The exercise: Scan the data. Collect each line that contains the word "minimize".
** BEGIN Task data **
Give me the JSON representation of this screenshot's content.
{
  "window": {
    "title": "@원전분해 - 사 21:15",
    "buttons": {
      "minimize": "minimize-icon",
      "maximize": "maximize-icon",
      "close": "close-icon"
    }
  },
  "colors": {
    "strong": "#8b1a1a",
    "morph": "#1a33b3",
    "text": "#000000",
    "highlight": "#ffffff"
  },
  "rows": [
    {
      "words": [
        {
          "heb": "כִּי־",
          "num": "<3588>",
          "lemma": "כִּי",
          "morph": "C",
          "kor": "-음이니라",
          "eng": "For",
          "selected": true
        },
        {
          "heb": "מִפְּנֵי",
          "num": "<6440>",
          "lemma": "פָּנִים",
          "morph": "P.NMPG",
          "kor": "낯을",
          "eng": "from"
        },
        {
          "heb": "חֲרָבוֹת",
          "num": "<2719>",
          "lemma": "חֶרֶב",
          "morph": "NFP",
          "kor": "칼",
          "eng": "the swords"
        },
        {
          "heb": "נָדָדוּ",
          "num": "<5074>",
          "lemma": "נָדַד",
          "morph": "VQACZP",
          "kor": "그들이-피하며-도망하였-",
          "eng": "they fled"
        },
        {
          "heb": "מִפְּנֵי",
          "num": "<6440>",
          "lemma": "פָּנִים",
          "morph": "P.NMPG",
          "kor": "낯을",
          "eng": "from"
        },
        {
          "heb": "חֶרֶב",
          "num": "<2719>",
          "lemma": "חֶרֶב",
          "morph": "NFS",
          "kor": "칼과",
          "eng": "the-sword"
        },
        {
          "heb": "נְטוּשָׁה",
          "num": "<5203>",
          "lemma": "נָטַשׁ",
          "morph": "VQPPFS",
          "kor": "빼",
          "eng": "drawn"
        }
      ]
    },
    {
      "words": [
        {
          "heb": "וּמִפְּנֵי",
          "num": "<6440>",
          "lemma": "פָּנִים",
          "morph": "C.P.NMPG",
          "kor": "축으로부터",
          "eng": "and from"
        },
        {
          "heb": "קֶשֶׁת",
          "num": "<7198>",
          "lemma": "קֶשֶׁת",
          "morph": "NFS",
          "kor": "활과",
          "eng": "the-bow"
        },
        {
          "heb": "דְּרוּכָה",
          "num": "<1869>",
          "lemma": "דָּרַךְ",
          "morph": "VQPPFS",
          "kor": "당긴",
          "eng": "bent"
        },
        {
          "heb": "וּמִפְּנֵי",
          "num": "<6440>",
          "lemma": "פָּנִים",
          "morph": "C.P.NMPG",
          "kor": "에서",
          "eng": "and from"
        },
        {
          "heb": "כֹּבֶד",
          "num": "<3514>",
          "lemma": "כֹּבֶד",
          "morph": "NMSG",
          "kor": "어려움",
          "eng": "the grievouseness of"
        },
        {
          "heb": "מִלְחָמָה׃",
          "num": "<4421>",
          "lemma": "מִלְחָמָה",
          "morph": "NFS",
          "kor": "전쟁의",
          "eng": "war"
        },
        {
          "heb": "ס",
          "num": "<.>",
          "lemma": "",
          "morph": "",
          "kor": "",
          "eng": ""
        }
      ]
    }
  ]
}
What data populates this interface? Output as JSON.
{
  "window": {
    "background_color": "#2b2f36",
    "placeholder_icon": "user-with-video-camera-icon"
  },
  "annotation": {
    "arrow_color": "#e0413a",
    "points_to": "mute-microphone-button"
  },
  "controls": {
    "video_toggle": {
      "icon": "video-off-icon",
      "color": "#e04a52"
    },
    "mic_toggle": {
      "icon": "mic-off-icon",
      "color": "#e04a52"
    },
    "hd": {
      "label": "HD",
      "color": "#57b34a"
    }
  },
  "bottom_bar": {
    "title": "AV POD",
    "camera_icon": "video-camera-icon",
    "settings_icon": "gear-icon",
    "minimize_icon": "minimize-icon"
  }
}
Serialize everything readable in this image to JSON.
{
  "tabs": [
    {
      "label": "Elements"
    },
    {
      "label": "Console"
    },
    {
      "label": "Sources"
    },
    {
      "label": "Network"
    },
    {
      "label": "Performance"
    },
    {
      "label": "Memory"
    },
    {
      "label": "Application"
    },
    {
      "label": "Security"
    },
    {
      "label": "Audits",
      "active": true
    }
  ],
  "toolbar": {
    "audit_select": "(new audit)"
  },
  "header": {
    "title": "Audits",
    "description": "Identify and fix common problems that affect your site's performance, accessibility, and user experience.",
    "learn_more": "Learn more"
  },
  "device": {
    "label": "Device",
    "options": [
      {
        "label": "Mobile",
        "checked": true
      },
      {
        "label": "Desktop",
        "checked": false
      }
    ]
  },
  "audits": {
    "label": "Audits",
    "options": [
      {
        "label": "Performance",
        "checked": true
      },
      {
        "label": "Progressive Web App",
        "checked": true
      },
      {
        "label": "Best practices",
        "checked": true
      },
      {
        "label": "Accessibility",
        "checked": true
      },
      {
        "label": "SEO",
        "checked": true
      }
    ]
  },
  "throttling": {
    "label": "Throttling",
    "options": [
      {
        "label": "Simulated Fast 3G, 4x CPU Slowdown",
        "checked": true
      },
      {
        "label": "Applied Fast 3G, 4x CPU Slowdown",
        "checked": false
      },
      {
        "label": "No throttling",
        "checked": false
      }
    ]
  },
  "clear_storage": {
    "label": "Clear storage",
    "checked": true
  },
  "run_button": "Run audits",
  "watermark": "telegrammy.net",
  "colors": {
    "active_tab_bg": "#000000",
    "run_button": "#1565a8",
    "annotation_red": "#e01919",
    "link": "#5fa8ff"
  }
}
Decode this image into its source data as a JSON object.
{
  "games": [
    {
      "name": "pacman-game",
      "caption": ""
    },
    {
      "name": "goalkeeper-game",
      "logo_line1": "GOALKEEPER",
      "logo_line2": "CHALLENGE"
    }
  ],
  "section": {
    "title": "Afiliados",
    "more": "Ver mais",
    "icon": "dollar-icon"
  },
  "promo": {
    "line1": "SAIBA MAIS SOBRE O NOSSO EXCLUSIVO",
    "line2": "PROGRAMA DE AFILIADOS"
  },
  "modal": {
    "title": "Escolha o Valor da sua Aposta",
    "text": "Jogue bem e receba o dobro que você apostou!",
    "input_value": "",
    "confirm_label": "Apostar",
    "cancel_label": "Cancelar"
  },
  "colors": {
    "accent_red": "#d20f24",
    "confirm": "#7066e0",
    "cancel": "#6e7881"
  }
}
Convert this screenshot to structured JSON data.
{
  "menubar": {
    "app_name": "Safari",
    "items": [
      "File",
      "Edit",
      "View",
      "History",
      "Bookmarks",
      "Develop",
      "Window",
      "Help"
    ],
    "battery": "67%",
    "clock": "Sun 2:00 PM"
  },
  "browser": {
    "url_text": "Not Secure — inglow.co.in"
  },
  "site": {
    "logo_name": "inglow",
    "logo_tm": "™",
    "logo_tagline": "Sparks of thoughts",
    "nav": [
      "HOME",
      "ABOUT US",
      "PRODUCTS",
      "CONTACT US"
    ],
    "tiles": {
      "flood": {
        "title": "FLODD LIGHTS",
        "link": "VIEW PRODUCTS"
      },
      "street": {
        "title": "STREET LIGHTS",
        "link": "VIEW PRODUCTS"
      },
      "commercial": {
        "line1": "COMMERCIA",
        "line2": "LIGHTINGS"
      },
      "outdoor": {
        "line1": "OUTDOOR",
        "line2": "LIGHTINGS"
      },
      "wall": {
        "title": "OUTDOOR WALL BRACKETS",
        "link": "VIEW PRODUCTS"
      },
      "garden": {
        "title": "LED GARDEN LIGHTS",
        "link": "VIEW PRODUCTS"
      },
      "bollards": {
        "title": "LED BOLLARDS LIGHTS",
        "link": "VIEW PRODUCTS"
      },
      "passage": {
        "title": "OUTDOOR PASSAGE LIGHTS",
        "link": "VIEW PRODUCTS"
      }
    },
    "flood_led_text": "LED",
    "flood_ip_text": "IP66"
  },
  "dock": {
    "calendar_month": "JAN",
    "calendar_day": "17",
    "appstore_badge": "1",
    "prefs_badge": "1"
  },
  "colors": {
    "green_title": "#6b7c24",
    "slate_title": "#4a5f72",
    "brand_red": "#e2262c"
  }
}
** END Task data **
Output of the exercise:
      "minimize": "minimize-icon",
    "minimize_icon": "minimize-icon"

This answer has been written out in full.